#### What to work on
In the listing below, find every line with the string "LocalAddr" and pull it out.

------------------------------------------------------------------------

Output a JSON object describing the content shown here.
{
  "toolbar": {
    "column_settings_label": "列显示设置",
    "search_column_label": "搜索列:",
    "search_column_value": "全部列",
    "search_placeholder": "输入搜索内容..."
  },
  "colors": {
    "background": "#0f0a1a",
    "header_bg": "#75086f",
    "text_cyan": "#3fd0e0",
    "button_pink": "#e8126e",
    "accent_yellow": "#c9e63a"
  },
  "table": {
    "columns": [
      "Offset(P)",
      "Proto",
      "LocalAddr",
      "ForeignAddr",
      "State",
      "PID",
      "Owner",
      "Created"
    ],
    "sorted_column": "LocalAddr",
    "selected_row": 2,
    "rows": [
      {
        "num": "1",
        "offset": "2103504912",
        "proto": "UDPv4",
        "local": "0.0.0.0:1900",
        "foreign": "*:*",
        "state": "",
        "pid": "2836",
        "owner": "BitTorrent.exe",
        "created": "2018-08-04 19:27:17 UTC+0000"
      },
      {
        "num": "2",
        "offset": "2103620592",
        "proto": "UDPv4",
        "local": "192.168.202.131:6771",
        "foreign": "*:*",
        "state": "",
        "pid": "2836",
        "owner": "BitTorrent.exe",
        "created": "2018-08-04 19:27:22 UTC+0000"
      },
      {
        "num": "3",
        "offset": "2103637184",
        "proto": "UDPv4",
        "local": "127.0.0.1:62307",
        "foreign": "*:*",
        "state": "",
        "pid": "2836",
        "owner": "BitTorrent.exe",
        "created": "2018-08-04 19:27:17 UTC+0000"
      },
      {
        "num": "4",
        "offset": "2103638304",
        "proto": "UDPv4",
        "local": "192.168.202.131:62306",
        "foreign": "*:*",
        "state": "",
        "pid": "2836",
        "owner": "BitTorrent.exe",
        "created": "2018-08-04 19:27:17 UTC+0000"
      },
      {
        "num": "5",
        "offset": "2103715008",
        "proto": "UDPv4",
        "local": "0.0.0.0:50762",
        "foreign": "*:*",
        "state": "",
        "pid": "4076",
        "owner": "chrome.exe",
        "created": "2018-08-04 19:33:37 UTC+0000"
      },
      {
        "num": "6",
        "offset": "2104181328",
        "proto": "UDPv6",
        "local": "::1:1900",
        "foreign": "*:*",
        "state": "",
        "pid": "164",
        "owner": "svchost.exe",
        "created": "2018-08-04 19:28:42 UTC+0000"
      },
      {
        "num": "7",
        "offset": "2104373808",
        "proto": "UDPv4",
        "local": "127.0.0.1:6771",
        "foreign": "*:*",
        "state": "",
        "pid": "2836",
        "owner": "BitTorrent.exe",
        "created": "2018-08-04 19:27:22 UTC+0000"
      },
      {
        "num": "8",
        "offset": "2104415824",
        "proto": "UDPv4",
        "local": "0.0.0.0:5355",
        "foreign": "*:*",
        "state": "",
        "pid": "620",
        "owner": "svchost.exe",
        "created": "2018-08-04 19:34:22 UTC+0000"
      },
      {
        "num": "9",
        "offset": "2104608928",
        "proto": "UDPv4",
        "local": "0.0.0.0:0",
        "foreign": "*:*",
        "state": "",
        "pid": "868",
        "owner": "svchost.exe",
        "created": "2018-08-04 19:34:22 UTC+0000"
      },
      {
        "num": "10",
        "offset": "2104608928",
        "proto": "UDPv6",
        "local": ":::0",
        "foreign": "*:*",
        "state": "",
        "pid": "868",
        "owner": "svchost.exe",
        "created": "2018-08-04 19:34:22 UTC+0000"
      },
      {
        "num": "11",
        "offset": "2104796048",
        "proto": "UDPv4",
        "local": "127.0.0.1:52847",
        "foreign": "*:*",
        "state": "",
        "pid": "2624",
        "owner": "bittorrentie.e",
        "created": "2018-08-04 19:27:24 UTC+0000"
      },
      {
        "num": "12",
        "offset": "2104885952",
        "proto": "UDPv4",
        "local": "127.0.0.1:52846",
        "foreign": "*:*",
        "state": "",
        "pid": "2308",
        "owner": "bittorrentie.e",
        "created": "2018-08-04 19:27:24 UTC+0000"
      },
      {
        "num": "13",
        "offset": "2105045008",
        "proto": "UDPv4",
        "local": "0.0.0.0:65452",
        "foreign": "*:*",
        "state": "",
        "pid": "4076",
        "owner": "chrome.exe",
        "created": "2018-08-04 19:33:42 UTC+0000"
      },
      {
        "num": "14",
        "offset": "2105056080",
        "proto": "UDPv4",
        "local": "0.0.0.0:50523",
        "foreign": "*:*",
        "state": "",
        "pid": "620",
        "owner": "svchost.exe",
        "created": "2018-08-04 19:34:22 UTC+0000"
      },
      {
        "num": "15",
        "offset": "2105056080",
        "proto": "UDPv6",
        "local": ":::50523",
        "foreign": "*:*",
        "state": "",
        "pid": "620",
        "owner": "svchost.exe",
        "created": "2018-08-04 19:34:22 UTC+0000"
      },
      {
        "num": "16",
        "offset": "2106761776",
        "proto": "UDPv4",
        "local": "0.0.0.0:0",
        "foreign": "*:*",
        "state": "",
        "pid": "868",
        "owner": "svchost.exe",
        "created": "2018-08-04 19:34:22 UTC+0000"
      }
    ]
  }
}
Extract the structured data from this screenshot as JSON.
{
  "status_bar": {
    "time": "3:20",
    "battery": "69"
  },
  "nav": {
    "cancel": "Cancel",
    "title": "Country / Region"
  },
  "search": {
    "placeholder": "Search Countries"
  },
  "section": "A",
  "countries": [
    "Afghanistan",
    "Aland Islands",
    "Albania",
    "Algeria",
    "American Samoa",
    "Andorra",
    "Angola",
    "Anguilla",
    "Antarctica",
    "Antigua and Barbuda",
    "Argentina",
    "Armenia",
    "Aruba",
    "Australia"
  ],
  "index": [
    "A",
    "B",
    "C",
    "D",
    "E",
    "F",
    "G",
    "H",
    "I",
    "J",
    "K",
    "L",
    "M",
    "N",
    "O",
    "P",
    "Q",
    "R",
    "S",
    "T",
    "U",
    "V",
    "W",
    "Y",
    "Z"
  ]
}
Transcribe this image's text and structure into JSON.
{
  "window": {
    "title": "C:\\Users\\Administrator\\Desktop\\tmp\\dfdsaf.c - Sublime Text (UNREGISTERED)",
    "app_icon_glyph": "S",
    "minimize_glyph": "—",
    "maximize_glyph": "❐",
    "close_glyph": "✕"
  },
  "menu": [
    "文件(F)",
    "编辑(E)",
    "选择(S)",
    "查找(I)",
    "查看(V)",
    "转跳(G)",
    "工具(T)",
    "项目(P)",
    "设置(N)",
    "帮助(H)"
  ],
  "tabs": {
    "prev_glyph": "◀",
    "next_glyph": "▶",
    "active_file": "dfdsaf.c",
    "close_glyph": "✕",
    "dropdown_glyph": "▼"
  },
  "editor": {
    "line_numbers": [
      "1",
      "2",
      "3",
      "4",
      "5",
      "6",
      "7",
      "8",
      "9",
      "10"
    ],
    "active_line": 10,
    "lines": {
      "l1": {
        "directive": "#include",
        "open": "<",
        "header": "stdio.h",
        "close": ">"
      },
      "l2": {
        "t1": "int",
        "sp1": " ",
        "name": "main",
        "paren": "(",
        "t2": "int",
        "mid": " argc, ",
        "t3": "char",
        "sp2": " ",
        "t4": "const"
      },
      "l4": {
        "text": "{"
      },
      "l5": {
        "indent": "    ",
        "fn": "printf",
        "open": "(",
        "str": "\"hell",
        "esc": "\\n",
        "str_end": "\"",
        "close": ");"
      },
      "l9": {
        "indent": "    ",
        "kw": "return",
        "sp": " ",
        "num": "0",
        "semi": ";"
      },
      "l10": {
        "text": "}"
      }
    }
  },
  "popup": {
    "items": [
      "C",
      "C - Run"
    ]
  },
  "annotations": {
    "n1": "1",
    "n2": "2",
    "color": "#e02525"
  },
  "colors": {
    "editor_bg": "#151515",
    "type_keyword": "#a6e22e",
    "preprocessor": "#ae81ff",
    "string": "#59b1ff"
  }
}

------------------------------------------------------------------------

#### Answer for the task
      "LocalAddr",
    "sorted_column": "LocalAddr",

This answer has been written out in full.